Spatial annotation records
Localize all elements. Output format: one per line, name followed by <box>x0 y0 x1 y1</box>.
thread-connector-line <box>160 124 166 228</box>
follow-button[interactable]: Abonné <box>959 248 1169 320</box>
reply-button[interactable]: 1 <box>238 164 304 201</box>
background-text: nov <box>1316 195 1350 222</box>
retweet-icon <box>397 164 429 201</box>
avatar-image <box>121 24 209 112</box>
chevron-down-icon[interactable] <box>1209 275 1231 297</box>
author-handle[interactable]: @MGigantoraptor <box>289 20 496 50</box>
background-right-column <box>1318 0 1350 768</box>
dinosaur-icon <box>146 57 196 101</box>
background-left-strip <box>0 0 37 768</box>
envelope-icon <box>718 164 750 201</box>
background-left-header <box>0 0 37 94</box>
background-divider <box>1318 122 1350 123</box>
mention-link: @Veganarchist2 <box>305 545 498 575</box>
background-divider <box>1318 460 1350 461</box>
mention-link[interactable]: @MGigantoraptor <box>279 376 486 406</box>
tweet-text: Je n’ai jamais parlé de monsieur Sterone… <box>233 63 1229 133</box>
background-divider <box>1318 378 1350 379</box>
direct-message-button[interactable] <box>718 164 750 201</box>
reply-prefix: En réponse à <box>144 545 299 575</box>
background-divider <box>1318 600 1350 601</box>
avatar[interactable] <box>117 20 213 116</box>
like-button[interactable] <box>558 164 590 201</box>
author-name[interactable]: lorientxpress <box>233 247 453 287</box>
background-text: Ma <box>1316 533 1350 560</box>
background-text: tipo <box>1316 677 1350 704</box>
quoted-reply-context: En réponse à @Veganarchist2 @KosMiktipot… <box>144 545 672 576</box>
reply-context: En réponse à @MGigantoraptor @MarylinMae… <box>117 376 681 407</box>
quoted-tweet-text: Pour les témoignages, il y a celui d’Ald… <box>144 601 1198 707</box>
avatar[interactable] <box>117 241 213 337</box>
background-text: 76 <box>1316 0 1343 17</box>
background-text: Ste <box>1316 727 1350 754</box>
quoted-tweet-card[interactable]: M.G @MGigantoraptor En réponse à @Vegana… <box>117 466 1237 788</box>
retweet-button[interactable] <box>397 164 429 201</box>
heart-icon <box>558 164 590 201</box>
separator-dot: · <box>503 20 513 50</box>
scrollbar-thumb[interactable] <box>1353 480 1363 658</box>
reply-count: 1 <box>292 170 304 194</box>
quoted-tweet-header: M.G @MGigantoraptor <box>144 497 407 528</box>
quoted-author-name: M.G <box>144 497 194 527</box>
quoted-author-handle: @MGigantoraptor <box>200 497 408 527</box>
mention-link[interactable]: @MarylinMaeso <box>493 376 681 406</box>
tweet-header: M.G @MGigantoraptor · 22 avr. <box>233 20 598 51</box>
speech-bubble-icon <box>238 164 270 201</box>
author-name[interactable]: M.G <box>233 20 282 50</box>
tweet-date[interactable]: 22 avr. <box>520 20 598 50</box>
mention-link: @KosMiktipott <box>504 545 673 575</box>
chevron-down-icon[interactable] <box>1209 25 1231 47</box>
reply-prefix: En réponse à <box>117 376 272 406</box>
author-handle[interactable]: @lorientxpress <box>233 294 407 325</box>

■ Work to complete
Return each line of the data above unchanged, character for character.

■ Expected output
Localize all elements. Output format: one per line, name followed by <box>x0 y0 x1 y1</box>.
thread-connector-line <box>160 124 166 228</box>
follow-button[interactable]: Abonné <box>959 248 1169 320</box>
reply-button[interactable]: 1 <box>238 164 304 201</box>
background-text: nov <box>1316 195 1350 222</box>
retweet-icon <box>397 164 429 201</box>
avatar-image <box>121 24 209 112</box>
chevron-down-icon[interactable] <box>1209 275 1231 297</box>
author-handle[interactable]: @MGigantoraptor <box>289 20 496 50</box>
background-right-column <box>1318 0 1350 768</box>
dinosaur-icon <box>146 57 196 101</box>
background-left-strip <box>0 0 37 768</box>
envelope-icon <box>718 164 750 201</box>
background-left-header <box>0 0 37 94</box>
background-divider <box>1318 122 1350 123</box>
mention-link: @Veganarchist2 <box>305 545 498 575</box>
background-divider <box>1318 460 1350 461</box>
mention-link[interactable]: @MGigantoraptor <box>279 376 486 406</box>
tweet-text: Je n’ai jamais parlé de monsieur Sterone… <box>233 63 1229 133</box>
background-divider <box>1318 378 1350 379</box>
direct-message-button[interactable] <box>718 164 750 201</box>
reply-prefix: En réponse à <box>144 545 299 575</box>
background-divider <box>1318 600 1350 601</box>
avatar[interactable] <box>117 20 213 116</box>
like-button[interactable] <box>558 164 590 201</box>
author-name[interactable]: lorientxpress <box>233 247 453 287</box>
background-text: Ma <box>1316 533 1350 560</box>
background-text: tipo <box>1316 677 1350 704</box>
quoted-reply-context: En réponse à @Veganarchist2 @KosMiktipot… <box>144 545 672 576</box>
reply-context: En réponse à @MGigantoraptor @MarylinMae… <box>117 376 681 407</box>
quoted-tweet-text: Pour les témoignages, il y a celui d’Ald… <box>144 601 1198 707</box>
avatar[interactable] <box>117 241 213 337</box>
background-text: 76 <box>1316 0 1343 17</box>
background-text: Ste <box>1316 727 1350 754</box>
quoted-tweet-card[interactable]: M.G @MGigantoraptor En réponse à @Vegana… <box>117 466 1237 788</box>
retweet-button[interactable] <box>397 164 429 201</box>
heart-icon <box>558 164 590 201</box>
separator-dot: · <box>503 20 513 50</box>
scrollbar-thumb[interactable] <box>1353 480 1363 658</box>
reply-count: 1 <box>292 170 304 194</box>
quoted-tweet-header: M.G @MGigantoraptor <box>144 497 407 528</box>
quoted-author-name: M.G <box>144 497 194 527</box>
quoted-author-handle: @MGigantoraptor <box>200 497 408 527</box>
mention-link[interactable]: @MarylinMaeso <box>493 376 681 406</box>
tweet-header: M.G @MGigantoraptor · 22 avr. <box>233 20 598 51</box>
speech-bubble-icon <box>238 164 270 201</box>
author-name[interactable]: M.G <box>233 20 282 50</box>
tweet-date[interactable]: 22 avr. <box>520 20 598 50</box>
mention-link: @KosMiktipott <box>504 545 673 575</box>
chevron-down-icon[interactable] <box>1209 25 1231 47</box>
reply-prefix: En réponse à <box>117 376 272 406</box>
author-handle[interactable]: @lorientxpress <box>233 294 407 325</box>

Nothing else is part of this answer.